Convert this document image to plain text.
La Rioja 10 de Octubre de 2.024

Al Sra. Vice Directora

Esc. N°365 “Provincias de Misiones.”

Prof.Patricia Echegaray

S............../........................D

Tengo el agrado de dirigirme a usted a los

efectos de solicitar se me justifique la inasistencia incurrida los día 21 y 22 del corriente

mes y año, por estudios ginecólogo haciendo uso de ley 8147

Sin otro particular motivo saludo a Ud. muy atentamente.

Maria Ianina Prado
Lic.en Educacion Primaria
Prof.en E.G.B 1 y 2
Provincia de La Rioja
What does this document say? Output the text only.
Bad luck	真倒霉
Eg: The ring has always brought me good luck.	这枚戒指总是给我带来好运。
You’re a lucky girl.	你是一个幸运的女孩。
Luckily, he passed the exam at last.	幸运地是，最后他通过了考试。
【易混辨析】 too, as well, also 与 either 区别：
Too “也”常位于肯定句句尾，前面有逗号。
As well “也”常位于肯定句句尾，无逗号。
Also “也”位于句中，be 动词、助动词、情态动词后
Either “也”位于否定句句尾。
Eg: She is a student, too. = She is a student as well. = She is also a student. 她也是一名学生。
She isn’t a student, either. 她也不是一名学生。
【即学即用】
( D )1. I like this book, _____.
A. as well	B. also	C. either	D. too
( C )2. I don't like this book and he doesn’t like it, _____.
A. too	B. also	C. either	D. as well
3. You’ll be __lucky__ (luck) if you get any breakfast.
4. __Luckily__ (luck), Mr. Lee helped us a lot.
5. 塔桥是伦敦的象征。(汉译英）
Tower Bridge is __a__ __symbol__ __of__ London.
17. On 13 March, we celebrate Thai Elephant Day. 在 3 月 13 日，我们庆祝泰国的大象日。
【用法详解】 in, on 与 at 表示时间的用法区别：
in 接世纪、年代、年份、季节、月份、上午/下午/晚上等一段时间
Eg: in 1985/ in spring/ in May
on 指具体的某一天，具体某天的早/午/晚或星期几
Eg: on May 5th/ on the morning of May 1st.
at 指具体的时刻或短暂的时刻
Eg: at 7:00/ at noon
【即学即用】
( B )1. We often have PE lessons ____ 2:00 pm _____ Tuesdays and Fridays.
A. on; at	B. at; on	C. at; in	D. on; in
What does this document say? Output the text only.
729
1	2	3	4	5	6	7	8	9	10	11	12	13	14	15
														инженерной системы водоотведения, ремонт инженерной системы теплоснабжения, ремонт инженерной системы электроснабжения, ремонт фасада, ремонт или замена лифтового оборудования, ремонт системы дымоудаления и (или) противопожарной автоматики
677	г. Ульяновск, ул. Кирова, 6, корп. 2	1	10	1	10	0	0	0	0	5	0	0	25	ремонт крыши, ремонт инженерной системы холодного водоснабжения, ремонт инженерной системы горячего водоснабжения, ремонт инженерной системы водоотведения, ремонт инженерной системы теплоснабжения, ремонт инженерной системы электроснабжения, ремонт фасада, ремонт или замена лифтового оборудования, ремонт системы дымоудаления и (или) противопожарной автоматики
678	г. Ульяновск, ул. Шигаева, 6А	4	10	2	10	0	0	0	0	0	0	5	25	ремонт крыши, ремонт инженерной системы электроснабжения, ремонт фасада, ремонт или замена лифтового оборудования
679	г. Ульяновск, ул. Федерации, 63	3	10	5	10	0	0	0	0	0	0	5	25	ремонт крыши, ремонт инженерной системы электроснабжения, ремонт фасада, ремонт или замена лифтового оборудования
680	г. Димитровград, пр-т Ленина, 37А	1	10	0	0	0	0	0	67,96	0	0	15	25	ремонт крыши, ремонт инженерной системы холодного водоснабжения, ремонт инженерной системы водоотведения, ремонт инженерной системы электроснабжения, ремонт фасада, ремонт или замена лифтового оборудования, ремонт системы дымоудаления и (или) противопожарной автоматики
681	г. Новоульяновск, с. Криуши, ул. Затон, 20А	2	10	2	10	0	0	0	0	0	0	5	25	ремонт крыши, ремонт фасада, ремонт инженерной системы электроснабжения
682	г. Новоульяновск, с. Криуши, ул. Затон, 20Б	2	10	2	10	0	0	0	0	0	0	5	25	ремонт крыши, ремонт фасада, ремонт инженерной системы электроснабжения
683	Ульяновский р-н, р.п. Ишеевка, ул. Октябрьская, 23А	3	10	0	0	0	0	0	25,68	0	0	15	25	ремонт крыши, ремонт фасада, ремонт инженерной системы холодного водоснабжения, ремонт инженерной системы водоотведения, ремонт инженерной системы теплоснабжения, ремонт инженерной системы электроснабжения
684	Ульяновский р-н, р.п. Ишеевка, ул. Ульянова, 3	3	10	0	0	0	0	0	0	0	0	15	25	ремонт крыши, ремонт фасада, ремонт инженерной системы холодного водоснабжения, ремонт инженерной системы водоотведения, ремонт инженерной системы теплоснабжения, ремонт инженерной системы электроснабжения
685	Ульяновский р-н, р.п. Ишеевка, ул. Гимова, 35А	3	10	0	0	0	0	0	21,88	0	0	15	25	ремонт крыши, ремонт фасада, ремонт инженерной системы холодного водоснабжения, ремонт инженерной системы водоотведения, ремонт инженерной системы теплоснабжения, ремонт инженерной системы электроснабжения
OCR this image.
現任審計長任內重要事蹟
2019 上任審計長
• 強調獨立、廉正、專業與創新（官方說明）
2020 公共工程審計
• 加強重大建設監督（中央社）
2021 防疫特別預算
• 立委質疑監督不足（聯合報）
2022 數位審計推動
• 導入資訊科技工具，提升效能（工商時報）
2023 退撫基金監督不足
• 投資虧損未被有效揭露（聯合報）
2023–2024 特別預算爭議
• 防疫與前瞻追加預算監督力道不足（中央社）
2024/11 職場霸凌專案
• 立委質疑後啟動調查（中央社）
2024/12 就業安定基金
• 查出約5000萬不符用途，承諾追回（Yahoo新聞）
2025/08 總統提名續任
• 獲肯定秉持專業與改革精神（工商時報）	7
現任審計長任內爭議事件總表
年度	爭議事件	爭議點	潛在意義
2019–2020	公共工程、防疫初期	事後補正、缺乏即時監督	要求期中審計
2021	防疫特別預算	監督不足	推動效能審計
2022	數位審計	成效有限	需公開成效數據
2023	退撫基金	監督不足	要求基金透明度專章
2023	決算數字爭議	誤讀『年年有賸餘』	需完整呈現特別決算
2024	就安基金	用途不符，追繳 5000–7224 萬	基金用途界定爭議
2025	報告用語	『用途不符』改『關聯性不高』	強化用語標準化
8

━━━━━━━━━━━━━━━━━━━━━━━━━━━━━━

[PROBLEM DETAILS] In the lines above, find each one with "防疫特別預算" and list it.

[WRITTEN ANSWER]
2021 防疫特別預算
2021	防疫特別預算	監督不足	推動效能審計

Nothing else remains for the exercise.